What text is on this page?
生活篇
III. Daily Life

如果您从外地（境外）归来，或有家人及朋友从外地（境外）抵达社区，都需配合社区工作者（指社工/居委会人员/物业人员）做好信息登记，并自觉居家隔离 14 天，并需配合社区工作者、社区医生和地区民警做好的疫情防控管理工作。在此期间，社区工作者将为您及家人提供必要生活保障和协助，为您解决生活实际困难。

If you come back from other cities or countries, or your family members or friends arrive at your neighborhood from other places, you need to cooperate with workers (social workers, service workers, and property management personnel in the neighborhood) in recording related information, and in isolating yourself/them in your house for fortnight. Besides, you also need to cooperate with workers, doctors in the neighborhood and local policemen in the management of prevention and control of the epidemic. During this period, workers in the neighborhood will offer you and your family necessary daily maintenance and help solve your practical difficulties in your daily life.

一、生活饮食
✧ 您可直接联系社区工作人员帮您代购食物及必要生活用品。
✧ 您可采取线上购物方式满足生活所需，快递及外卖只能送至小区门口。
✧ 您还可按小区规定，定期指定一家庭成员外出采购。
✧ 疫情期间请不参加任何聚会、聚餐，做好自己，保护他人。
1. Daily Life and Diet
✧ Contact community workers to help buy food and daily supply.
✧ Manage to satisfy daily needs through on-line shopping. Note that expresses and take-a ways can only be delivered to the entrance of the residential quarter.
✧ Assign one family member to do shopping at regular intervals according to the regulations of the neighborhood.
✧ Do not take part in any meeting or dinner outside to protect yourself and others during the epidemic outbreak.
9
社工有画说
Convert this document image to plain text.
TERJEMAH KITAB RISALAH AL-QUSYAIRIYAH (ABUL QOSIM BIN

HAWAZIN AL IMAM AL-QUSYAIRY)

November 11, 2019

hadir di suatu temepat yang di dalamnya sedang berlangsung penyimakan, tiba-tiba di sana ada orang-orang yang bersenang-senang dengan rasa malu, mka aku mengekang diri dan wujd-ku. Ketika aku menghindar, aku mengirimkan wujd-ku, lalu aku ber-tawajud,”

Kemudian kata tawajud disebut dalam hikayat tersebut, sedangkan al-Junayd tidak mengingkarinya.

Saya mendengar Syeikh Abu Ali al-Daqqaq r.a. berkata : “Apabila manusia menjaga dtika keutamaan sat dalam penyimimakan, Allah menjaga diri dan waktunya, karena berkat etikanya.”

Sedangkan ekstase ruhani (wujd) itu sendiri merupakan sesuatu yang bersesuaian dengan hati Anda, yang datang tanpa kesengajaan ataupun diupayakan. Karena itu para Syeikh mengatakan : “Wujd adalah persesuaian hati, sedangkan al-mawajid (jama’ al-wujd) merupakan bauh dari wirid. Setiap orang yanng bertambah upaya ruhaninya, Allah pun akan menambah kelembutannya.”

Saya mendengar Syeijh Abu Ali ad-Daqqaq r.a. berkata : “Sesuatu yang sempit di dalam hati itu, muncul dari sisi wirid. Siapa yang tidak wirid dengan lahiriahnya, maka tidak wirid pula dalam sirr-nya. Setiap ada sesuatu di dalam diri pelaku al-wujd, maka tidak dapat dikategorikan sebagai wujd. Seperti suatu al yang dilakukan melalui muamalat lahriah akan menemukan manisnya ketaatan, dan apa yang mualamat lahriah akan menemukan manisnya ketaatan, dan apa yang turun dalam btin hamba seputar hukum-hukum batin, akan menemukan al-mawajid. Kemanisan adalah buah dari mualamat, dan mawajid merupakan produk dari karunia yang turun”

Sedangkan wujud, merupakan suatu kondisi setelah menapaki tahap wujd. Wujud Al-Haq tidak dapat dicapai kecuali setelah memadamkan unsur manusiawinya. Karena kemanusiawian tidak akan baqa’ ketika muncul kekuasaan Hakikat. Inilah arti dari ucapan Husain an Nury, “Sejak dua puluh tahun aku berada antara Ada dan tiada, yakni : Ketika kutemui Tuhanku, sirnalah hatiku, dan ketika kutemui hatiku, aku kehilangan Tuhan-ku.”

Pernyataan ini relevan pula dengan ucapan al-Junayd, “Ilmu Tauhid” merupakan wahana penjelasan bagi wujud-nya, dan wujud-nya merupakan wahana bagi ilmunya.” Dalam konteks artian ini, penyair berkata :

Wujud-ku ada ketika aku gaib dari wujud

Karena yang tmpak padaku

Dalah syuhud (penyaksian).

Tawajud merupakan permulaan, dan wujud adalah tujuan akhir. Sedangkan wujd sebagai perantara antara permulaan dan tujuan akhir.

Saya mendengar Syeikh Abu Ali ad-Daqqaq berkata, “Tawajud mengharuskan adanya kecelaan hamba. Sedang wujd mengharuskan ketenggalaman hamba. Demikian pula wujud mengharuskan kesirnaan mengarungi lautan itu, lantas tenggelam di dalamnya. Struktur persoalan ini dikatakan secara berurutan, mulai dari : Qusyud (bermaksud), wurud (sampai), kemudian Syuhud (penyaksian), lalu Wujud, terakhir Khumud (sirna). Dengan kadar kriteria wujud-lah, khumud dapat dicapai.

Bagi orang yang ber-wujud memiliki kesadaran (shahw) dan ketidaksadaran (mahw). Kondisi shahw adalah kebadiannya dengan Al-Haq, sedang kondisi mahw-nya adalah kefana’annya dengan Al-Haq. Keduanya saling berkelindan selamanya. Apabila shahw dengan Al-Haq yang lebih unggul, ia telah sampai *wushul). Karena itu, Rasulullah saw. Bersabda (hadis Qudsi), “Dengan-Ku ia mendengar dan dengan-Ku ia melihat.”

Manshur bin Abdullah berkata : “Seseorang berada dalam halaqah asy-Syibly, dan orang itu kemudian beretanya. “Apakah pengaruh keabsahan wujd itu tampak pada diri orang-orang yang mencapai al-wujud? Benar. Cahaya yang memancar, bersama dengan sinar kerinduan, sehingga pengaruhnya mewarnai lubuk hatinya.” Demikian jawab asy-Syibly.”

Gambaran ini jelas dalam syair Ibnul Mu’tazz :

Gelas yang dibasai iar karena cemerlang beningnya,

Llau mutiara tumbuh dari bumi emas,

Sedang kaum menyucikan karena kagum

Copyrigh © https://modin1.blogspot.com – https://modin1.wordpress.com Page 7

* * *

Working from the material above, retype it in its entirety without change.

■ RESPONSE:
What text is on this page?
生活篇
III. Daily Life

如果您从外地（境外）归来，或有家人及朋友从外地（境外）抵达社区，都需配合社区工作者（指社工/居委会人员/物业人员）做好信息登记，并自觉居家隔离 14 天，并需配合社区工作者、社区医生和地区民警做好的疫情防控管理工作。在此期间，社区工作者将为您及家人提供必要生活保障和协助，为您解决生活实际困难。

If you come back from other cities or countries, or your family members or friends arrive at your neighborhood from other places, you need to cooperate with workers (social workers, service workers, and property management personnel in the neighborhood) in recording related information, and in isolating yourself/them in your house for fortnight. Besides, you also need to cooperate with workers, doctors in the neighborhood and local policemen in the management of prevention and control of the epidemic. During this period, workers in the neighborhood will offer you and your family necessary daily maintenance and help solve your practical difficulties in your daily life.

一、生活饮食
✧ 您可直接联系社区工作人员帮您代购食物及必要生活用品。
✧ 您可采取线上购物方式满足生活所需，快递及外卖只能送至小区门口。
✧ 您还可按小区规定，定期指定一家庭成员外出采购。
✧ 疫情期间请不参加任何聚会、聚餐，做好自己，保护他人。
1. Daily Life and Diet
✧ Contact community workers to help buy food and daily supply.
✧ Manage to satisfy daily needs through on-line shopping. Note that expresses and take-a ways can only be delivered to the entrance of the residential quarter.
✧ Assign one family member to do shopping at regular intervals according to the regulations of the neighborhood.
✧ Do not take part in any meeting or dinner outside to protect yourself and others during the epidemic outbreak.
9
社工有画说
Convert this document image to plain text.
TERJEMAH KITAB RISALAH AL-QUSYAIRIYAH (ABUL QOSIM BIN

HAWAZIN AL IMAM AL-QUSYAIRY)

November 11, 2019

hadir di suatu temepat yang di dalamnya sedang berlangsung penyimakan, tiba-tiba di sana ada orang-orang yang bersenang-senang dengan rasa malu, mka aku mengekang diri dan wujd-ku. Ketika aku menghindar, aku mengirimkan wujd-ku, lalu aku ber-tawajud,”

Kemudian kata tawajud disebut dalam hikayat tersebut, sedangkan al-Junayd tidak mengingkarinya.

Saya mendengar Syeikh Abu Ali al-Daqqaq r.a. berkata : “Apabila manusia menjaga dtika keutamaan sat dalam penyimimakan, Allah menjaga diri dan waktunya, karena berkat etikanya.”

Sedangkan ekstase ruhani (wujd) itu sendiri merupakan sesuatu yang bersesuaian dengan hati Anda, yang datang tanpa kesengajaan ataupun diupayakan. Karena itu para Syeikh mengatakan : “Wujd adalah persesuaian hati, sedangkan al-mawajid (jama’ al-wujd) merupakan bauh dari wirid. Setiap orang yanng bertambah upaya ruhaninya, Allah pun akan menambah kelembutannya.”

Saya mendengar Syeijh Abu Ali ad-Daqqaq r.a. berkata : “Sesuatu yang sempit di dalam hati itu, muncul dari sisi wirid. Siapa yang tidak wirid dengan lahiriahnya, maka tidak wirid pula dalam sirr-nya. Setiap ada sesuatu di dalam diri pelaku al-wujd, maka tidak dapat dikategorikan sebagai wujd. Seperti suatu al yang dilakukan melalui muamalat lahriah akan menemukan manisnya ketaatan, dan apa yang mualamat lahriah akan menemukan manisnya ketaatan, dan apa yang turun dalam btin hamba seputar hukum-hukum batin, akan menemukan al-mawajid. Kemanisan adalah buah dari mualamat, dan mawajid merupakan produk dari karunia yang turun”

Sedangkan wujud, merupakan suatu kondisi setelah menapaki tahap wujd. Wujud Al-Haq tidak dapat dicapai kecuali setelah memadamkan unsur manusiawinya. Karena kemanusiawian tidak akan baqa’ ketika muncul kekuasaan Hakikat. Inilah arti dari ucapan Husain an Nury, “Sejak dua puluh tahun aku berada antara Ada dan tiada, yakni : Ketika kutemui Tuhanku, sirnalah hatiku, dan ketika kutemui hatiku, aku kehilangan Tuhan-ku.”

Pernyataan ini relevan pula dengan ucapan al-Junayd, “Ilmu Tauhid” merupakan wahana penjelasan bagi wujud-nya, dan wujud-nya merupakan wahana bagi ilmunya.” Dalam konteks artian ini, penyair berkata :

Wujud-ku ada ketika aku gaib dari wujud

Karena yang tmpak padaku

Dalah syuhud (penyaksian).

Tawajud merupakan permulaan, dan wujud adalah tujuan akhir. Sedangkan wujd sebagai perantara antara permulaan dan tujuan akhir.

Saya mendengar Syeikh Abu Ali ad-Daqqaq berkata, “Tawajud mengharuskan adanya kecelaan hamba. Sedang wujd mengharuskan ketenggalaman hamba. Demikian pula wujud mengharuskan kesirnaan mengarungi lautan itu, lantas tenggelam di dalamnya. Struktur persoalan ini dikatakan secara berurutan, mulai dari : Qusyud (bermaksud), wurud (sampai), kemudian Syuhud (penyaksian), lalu Wujud, terakhir Khumud (sirna). Dengan kadar kriteria wujud-lah, khumud dapat dicapai.

Bagi orang yang ber-wujud memiliki kesadaran (shahw) dan ketidaksadaran (mahw). Kondisi shahw adalah kebadiannya dengan Al-Haq, sedang kondisi mahw-nya adalah kefana’annya dengan Al-Haq. Keduanya saling berkelindan selamanya. Apabila shahw dengan Al-Haq yang lebih unggul, ia telah sampai *wushul). Karena itu, Rasulullah saw. Bersabda (hadis Qudsi), “Dengan-Ku ia mendengar dan dengan-Ku ia melihat.”

Manshur bin Abdullah berkata : “Seseorang berada dalam halaqah asy-Syibly, dan orang itu kemudian beretanya. “Apakah pengaruh keabsahan wujd itu tampak pada diri orang-orang yang mencapai al-wujud? Benar. Cahaya yang memancar, bersama dengan sinar kerinduan, sehingga pengaruhnya mewarnai lubuk hatinya.” Demikian jawab asy-Syibly.”

Gambaran ini jelas dalam syair Ibnul Mu’tazz :

Gelas yang dibasai iar karena cemerlang beningnya,

Llau mutiara tumbuh dari bumi emas,

Sedang kaum menyucikan karena kagum

Copyrigh © https://modin1.blogspot.com – https://modin1.wordpress.com Page 7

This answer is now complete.